* _The task_: Repeat all of the data precisely.

══════════

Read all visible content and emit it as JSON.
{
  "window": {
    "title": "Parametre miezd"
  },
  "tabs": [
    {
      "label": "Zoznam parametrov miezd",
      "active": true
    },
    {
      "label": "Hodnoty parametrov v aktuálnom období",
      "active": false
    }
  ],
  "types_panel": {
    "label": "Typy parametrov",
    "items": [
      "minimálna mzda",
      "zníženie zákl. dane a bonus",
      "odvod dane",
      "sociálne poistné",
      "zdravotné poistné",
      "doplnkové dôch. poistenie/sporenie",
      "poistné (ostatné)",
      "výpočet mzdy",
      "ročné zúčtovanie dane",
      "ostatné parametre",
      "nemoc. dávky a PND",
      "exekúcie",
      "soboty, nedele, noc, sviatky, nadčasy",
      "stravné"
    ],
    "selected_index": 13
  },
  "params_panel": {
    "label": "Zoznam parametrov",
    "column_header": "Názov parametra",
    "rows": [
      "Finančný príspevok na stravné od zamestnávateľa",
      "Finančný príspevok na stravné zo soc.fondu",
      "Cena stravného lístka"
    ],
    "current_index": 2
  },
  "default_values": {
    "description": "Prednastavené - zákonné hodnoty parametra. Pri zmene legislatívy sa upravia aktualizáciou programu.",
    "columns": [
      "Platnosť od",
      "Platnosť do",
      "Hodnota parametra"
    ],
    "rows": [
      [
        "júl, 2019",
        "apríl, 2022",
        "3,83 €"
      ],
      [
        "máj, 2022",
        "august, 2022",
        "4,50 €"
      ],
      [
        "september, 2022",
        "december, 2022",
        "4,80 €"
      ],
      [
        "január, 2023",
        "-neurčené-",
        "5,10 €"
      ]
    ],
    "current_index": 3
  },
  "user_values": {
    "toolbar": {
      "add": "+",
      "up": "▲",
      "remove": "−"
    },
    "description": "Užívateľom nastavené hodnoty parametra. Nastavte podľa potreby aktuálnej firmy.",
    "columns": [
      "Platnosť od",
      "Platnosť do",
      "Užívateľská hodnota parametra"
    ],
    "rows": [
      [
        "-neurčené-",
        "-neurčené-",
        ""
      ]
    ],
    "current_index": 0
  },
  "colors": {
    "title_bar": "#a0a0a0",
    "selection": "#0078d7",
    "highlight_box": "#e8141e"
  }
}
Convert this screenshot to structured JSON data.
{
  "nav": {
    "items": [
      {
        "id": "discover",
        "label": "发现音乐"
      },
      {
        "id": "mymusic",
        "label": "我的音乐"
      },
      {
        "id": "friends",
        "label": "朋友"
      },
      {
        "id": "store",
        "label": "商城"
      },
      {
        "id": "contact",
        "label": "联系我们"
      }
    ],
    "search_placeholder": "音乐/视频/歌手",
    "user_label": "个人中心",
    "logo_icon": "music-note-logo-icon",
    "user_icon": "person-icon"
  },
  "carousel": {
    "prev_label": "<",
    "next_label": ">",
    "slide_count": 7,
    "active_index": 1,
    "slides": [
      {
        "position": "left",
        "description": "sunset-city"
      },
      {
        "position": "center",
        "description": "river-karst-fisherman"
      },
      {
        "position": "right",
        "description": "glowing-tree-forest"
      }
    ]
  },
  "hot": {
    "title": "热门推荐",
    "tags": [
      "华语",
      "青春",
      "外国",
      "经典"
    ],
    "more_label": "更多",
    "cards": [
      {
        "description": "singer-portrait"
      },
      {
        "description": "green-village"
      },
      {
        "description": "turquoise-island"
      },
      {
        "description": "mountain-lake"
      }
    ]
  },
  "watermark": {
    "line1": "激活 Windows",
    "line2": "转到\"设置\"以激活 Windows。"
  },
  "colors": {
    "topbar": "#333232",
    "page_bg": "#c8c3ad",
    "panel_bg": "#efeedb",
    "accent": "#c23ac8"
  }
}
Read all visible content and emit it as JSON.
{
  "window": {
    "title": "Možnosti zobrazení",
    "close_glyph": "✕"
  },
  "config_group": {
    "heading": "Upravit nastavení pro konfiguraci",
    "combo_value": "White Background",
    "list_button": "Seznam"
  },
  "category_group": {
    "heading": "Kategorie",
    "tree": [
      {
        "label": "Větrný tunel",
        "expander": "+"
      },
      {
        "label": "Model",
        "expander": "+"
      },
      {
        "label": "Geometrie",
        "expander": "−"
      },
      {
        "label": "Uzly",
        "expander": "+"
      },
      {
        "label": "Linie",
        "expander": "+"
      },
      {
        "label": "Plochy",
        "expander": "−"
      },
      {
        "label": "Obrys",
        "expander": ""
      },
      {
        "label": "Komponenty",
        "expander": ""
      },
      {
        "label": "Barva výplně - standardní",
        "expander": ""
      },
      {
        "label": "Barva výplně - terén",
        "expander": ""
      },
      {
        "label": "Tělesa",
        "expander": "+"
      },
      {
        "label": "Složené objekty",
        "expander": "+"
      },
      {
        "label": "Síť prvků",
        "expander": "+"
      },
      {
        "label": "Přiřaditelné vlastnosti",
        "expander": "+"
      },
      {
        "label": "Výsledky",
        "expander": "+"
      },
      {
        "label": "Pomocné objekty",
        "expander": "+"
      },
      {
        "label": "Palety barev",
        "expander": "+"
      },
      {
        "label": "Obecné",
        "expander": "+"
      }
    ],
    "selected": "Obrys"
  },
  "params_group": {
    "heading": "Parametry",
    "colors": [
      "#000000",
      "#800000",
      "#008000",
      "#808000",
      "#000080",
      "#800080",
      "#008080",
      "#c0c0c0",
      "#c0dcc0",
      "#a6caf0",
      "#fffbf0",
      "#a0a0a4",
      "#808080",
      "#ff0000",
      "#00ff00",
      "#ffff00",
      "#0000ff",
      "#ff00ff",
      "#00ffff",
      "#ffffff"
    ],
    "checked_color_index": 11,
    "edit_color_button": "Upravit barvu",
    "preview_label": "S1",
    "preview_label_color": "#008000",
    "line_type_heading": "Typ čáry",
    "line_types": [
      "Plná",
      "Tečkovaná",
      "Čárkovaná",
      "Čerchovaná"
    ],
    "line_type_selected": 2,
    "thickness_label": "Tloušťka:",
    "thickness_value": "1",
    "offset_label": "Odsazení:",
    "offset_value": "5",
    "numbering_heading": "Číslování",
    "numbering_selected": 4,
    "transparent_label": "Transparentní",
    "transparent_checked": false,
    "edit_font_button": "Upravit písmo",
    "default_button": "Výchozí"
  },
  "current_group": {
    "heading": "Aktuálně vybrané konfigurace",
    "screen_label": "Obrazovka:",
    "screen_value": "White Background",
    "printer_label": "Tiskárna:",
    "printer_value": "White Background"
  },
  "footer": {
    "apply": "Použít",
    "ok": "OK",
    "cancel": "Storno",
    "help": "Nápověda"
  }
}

══════════

* _Output of the task_:
Read all visible content and emit it as JSON.
{
  "window": {
    "title": "Parametre miezd"
  },
  "tabs": [
    {
      "label": "Zoznam parametrov miezd",
      "active": true
    },
    {
      "label": "Hodnoty parametrov v aktuálnom období",
      "active": false
    }
  ],
  "types_panel": {
    "label": "Typy parametrov",
    "items": [
      "minimálna mzda",
      "zníženie zákl. dane a bonus",
      "odvod dane",
      "sociálne poistné",
      "zdravotné poistné",
      "doplnkové dôch. poistenie/sporenie",
      "poistné (ostatné)",
      "výpočet mzdy",
      "ročné zúčtovanie dane",
      "ostatné parametre",
      "nemoc. dávky a PND",
      "exekúcie",
      "soboty, nedele, noc, sviatky, nadčasy",
      "stravné"
    ],
    "selected_index": 13
  },
  "params_panel": {
    "label": "Zoznam parametrov",
    "column_header": "Názov parametra",
    "rows": [
      "Finančný príspevok na stravné od zamestnávateľa",
      "Finančný príspevok na stravné zo soc.fondu",
      "Cena stravného lístka"
    ],
    "current_index": 2
  },
  "default_values": {
    "description": "Prednastavené - zákonné hodnoty parametra. Pri zmene legislatívy sa upravia aktualizáciou programu.",
    "columns": [
      "Platnosť od",
      "Platnosť do",
      "Hodnota parametra"
    ],
    "rows": [
      [
        "júl, 2019",
        "apríl, 2022",
        "3,83 €"
      ],
      [
        "máj, 2022",
        "august, 2022",
        "4,50 €"
      ],
      [
        "september, 2022",
        "december, 2022",
        "4,80 €"
      ],
      [
        "január, 2023",
        "-neurčené-",
        "5,10 €"
      ]
    ],
    "current_index": 3
  },
  "user_values": {
    "toolbar": {
      "add": "+",
      "up": "▲",
      "remove": "−"
    },
    "description": "Užívateľom nastavené hodnoty parametra. Nastavte podľa potreby aktuálnej firmy.",
    "columns": [
      "Platnosť od",
      "Platnosť do",
      "Užívateľská hodnota parametra"
    ],
    "rows": [
      [
        "-neurčené-",
        "-neurčené-",
        ""
      ]
    ],
    "current_index": 0
  },
  "colors": {
    "title_bar": "#a0a0a0",
    "selection": "#0078d7",
    "highlight_box": "#e8141e"
  }
}
Convert this screenshot to structured JSON data.
{
  "nav": {
    "items": [
      {
        "id": "discover",
        "label": "发现音乐"
      },
      {
        "id": "mymusic",
        "label": "我的音乐"
      },
      {
        "id": "friends",
        "label": "朋友"
      },
      {
        "id": "store",
        "label": "商城"
      },
      {
        "id": "contact",
        "label": "联系我们"
      }
    ],
    "search_placeholder": "音乐/视频/歌手",
    "user_label": "个人中心",
    "logo_icon": "music-note-logo-icon",
    "user_icon": "person-icon"
  },
  "carousel": {
    "prev_label": "<",
    "next_label": ">",
    "slide_count": 7,
    "active_index": 1,
    "slides": [
      {
        "position": "left",
        "description": "sunset-city"
      },
      {
        "position": "center",
        "description": "river-karst-fisherman"
      },
      {
        "position": "right",
        "description": "glowing-tree-forest"
      }
    ]
  },
  "hot": {
    "title": "热门推荐",
    "tags": [
      "华语",
      "青春",
      "外国",
      "经典"
    ],
    "more_label": "更多",
    "cards": [
      {
        "description": "singer-portrait"
      },
      {
        "description": "green-village"
      },
      {
        "description": "turquoise-island"
      },
      {
        "description": "mountain-lake"
      }
    ]
  },
  "watermark": {
    "line1": "激活 Windows",
    "line2": "转到\"设置\"以激活 Windows。"
  },
  "colors": {
    "topbar": "#333232",
    "page_bg": "#c8c3ad",
    "panel_bg": "#efeedb",
    "accent": "#c23ac8"
  }
}
Read all visible content and emit it as JSON.
{
  "window": {
    "title": "Možnosti zobrazení",
    "close_glyph": "✕"
  },
  "config_group": {
    "heading": "Upravit nastavení pro konfiguraci",
    "combo_value": "White Background",
    "list_button": "Seznam"
  },
  "category_group": {
    "heading": "Kategorie",
    "tree": [
      {
        "label": "Větrný tunel",
        "expander": "+"
      },
      {
        "label": "Model",
        "expander": "+"
      },
      {
        "label": "Geometrie",
        "expander": "−"
      },
      {
        "label": "Uzly",
        "expander": "+"
      },
      {
        "label": "Linie",
        "expander": "+"
      },
      {
        "label": "Plochy",
        "expander": "−"
      },
      {
        "label": "Obrys",
        "expander": ""
      },
      {
        "label": "Komponenty",
        "expander": ""
      },
      {
        "label": "Barva výplně - standardní",
        "expander": ""
      },
      {
        "label": "Barva výplně - terén",
        "expander": ""
      },
      {
        "label": "Tělesa",
        "expander": "+"
      },
      {
        "label": "Složené objekty",
        "expander": "+"
      },
      {
        "label": "Síť prvků",
        "expander": "+"
      },
      {
        "label": "Přiřaditelné vlastnosti",
        "expander": "+"
      },
      {
        "label": "Výsledky",
        "expander": "+"
      },
      {
        "label": "Pomocné objekty",
        "expander": "+"
      },
      {
        "label": "Palety barev",
        "expander": "+"
      },
      {
        "label": "Obecné",
        "expander": "+"
      }
    ],
    "selected": "Obrys"
  },
  "params_group": {
    "heading": "Parametry",
    "colors": [
      "#000000",
      "#800000",
      "#008000",
      "#808000",
      "#000080",
      "#800080",
      "#008080",
      "#c0c0c0",
      "#c0dcc0",
      "#a6caf0",
      "#fffbf0",
      "#a0a0a4",
      "#808080",
      "#ff0000",
      "#00ff00",
      "#ffff00",
      "#0000ff",
      "#ff00ff",
      "#00ffff",
      "#ffffff"
    ],
    "checked_color_index": 11,
    "edit_color_button": "Upravit barvu",
    "preview_label": "S1",
    "preview_label_color": "#008000",
    "line_type_heading": "Typ čáry",
    "line_types": [
      "Plná",
      "Tečkovaná",
      "Čárkovaná",
      "Čerchovaná"
    ],
    "line_type_selected": 2,
    "thickness_label": "Tloušťka:",
    "thickness_value": "1",
    "offset_label": "Odsazení:",
    "offset_value": "5",
    "numbering_heading": "Číslování",
    "numbering_selected": 4,
    "transparent_label": "Transparentní",
    "transparent_checked": false,
    "edit_font_button": "Upravit písmo",
    "default_button": "Výchozí"
  },
  "current_group": {
    "heading": "Aktuálně vybrané konfigurace",
    "screen_label": "Obrazovka:",
    "screen_value": "White Background",
    "printer_label": "Tiskárna:",
    "printer_value": "White Background"
  },
  "footer": {
    "apply": "Použít",
    "ok": "OK",
    "cancel": "Storno",
    "help": "Nápověda"
  }
}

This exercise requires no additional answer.